## Description of the task
Below is a listing to write out in full, exactly as given, without its pictures.

[Dataset records]
★ ★ ★

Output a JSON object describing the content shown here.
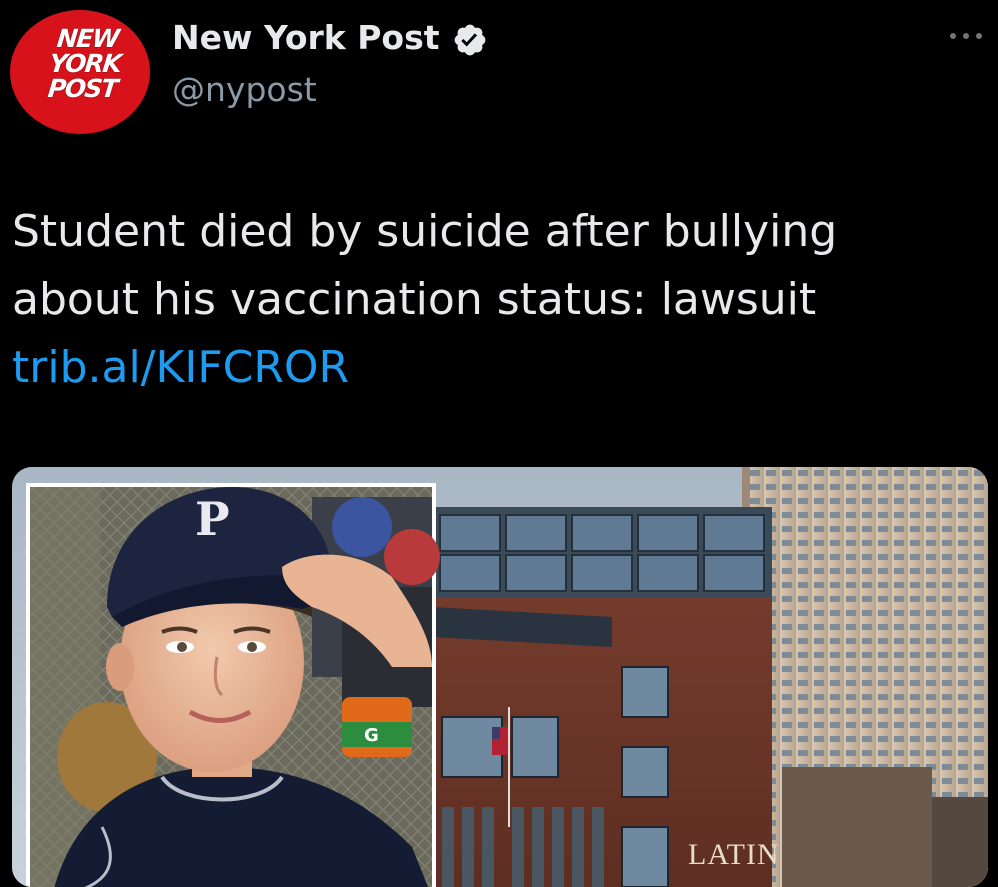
{
  "account": {
    "display_name": "New York Post",
    "handle": "@nypost",
    "verified": true,
    "avatar_logo": [
      "NEW",
      "YORK",
      "POST"
    ],
    "avatar_color": "#d8121a"
  },
  "tweet": {
    "text_lines": [
      "Student died by suicide after bullying",
      "about his vaccination status: lawsuit"
    ],
    "link": "trib.al/KIFCROR",
    "link_color": "#1d9bf0"
  },
  "media": {
    "cap_letter": "P",
    "bottle_letter": "G",
    "building_sign": "LATIN"
  },
  "icons": {
    "verified": "verified-badge-icon",
    "more": "more-horizontal-icon"
  }
}
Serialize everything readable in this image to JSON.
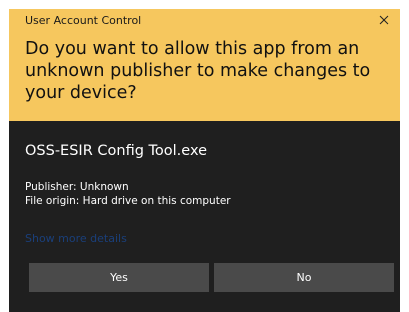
{
  "window": {
    "title": "User Account Control",
    "close_icon": "close-icon"
  },
  "header": {
    "question": "Do you want to allow this app from an unknown publisher to make changes to your device?",
    "background_color": "#f6c75e"
  },
  "app": {
    "name": "OSS-ESIR Config Tool.exe",
    "publisher": "Publisher: Unknown",
    "file_origin": "File origin: Hard drive on this computer"
  },
  "details_link": "Show more details",
  "buttons": {
    "yes": "Yes",
    "no": "No"
  },
  "colors": {
    "dialog_background": "#1f1f1f",
    "button_background": "#4a4a4a",
    "link_color": "#1a3f7a"
  }
}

★ ★ ★

## Result
Output a JSON object describing the content shown here.
{
  "account": {
    "display_name": "New York Post",
    "handle": "@nypost",
    "verified": true,
    "avatar_logo": [
      "NEW",
      "YORK",
      "POST"
    ],
    "avatar_color": "#d8121a"
  },
  "tweet": {
    "text_lines": [
      "Student died by suicide after bullying",
      "about his vaccination status: lawsuit"
    ],
    "link": "trib.al/KIFCROR",
    "link_color": "#1d9bf0"
  },
  "media": {
    "cap_letter": "P",
    "bottle_letter": "G",
    "building_sign": "LATIN"
  },
  "icons": {
    "verified": "verified-badge-icon",
    "more": "more-horizontal-icon"
  }
}
Serialize everything readable in this image to JSON.
{
  "window": {
    "title": "User Account Control",
    "close_icon": "close-icon"
  },
  "header": {
    "question": "Do you want to allow this app from an unknown publisher to make changes to your device?",
    "background_color": "#f6c75e"
  },
  "app": {
    "name": "OSS-ESIR Config Tool.exe",
    "publisher": "Publisher: Unknown",
    "file_origin": "File origin: Hard drive on this computer"
  },
  "details_link": "Show more details",
  "buttons": {
    "yes": "Yes",
    "no": "No"
  },
  "colors": {
    "dialog_background": "#1f1f1f",
    "button_background": "#4a4a4a",
    "link_color": "#1a3f7a"
  }
}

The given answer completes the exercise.